◆ GIVEN INSTRUCTION ◆
From the listing, collect all lines containing the word "label".
####################
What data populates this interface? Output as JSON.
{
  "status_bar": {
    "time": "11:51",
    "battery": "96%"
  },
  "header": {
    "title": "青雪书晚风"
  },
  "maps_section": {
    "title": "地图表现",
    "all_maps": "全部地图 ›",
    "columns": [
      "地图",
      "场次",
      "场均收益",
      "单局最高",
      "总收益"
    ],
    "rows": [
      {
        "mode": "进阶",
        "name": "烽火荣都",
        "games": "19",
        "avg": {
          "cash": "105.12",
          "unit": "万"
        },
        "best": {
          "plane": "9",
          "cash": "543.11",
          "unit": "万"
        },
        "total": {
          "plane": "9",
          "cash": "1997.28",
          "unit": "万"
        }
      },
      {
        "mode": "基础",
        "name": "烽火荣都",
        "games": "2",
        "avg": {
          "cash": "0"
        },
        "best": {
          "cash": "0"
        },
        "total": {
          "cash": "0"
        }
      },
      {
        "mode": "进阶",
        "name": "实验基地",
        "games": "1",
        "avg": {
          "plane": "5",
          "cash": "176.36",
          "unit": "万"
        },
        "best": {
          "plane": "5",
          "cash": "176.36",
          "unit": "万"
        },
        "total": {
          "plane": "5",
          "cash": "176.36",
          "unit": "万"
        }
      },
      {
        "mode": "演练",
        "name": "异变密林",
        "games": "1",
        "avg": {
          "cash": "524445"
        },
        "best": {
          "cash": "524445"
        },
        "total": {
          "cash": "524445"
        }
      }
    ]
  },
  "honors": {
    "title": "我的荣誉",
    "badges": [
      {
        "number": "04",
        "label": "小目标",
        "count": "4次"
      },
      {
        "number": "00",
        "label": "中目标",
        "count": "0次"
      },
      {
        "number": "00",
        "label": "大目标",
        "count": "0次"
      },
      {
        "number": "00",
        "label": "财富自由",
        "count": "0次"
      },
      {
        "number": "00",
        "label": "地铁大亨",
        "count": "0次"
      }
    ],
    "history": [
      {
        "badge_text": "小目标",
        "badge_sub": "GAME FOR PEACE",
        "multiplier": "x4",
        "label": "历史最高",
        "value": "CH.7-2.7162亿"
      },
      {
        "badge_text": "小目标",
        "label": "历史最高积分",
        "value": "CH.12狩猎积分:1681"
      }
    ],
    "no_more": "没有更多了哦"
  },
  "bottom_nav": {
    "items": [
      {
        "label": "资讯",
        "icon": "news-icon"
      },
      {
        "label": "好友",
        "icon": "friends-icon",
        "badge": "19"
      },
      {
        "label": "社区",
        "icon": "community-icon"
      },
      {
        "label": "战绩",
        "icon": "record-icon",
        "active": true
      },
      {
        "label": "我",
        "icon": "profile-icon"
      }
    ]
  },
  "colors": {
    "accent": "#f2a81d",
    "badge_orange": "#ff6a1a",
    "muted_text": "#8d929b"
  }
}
####################
◆ SOLUTION ◆
        "label": "小目标",
        "label": "中目标",
        "label": "大目标",
        "label": "财富自由",
        "label": "地铁大亨",
        "label": "历史最高",
        "label": "历史最高积分",
        "label": "资讯",
        "label": "好友",
        "label": "社区",
        "label": "战绩",
        "label": "我",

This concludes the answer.